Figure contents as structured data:
=-=-=

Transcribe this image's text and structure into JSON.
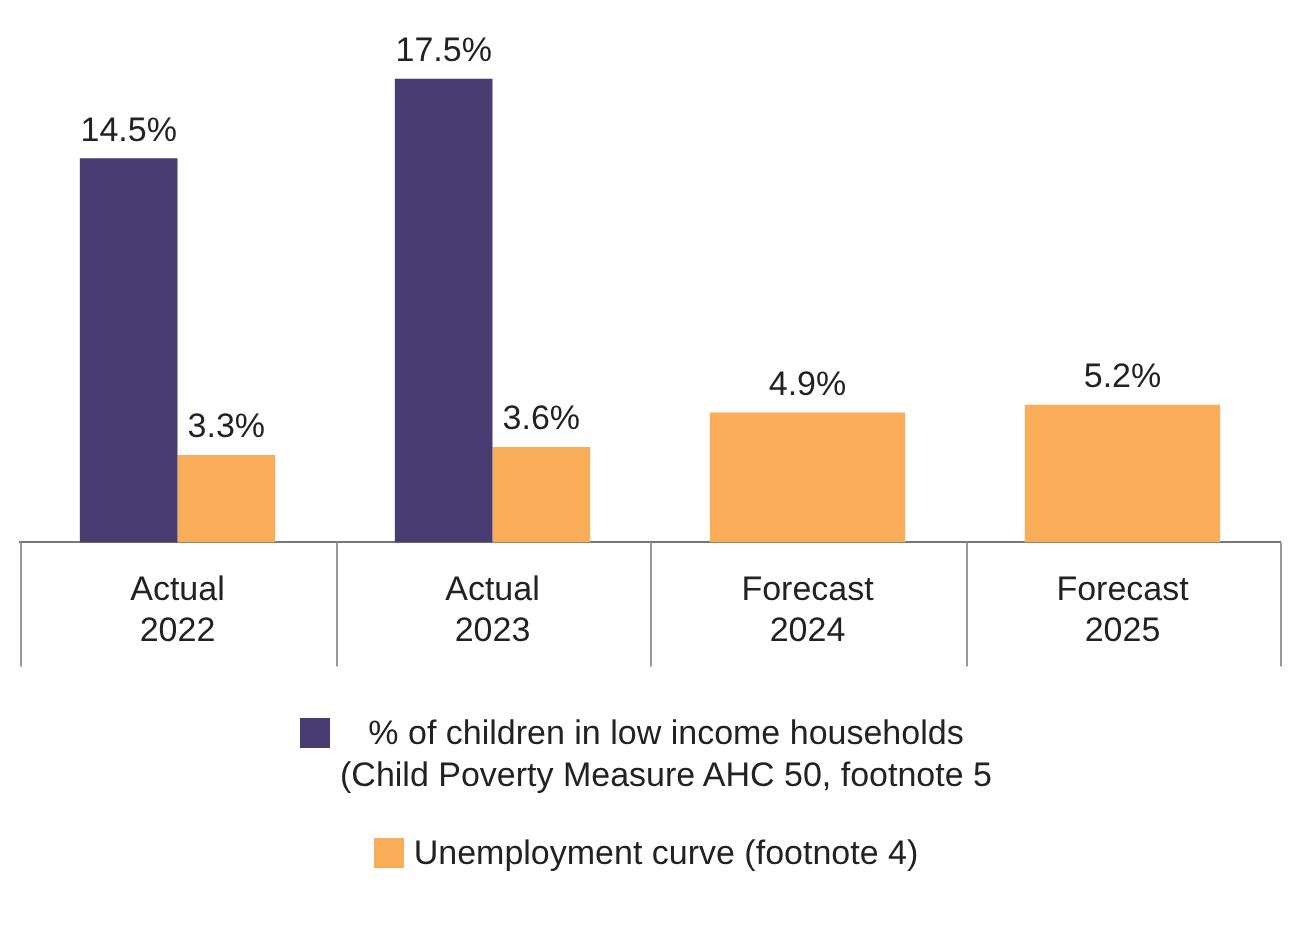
{
  "chart_data": {
    "type": "bar",
    "categories": [
      "Actual\n2022",
      "Actual\n2023",
      "Forecast\n2024",
      "Forecast\n2025"
    ],
    "series": [
      {
        "name": "% of children in low income households\n(Child Poverty Measure AHC 50, footnote 5",
        "color": "#483d73",
        "values": [
          14.5,
          17.5,
          null,
          null
        ],
        "value_labels": [
          "14.5%",
          "17.5%",
          null,
          null
        ]
      },
      {
        "name": "Unemployment curve (footnote 4)",
        "color": "#f9ad58",
        "values": [
          3.3,
          3.6,
          4.9,
          5.2
        ],
        "value_labels": [
          "3.3%",
          "3.6%",
          "4.9%",
          "5.2%"
        ]
      }
    ],
    "grid": false,
    "legend": "bottom"
  }
}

=-=-=

*To be done*: Above are the records. Copy every line in them holding "name".

*Worked solution*:
        "name": "% of children in low income households\n(Child Poverty Measure AHC 50, footnote 5",
        "name": "Unemployment curve (footnote 4)",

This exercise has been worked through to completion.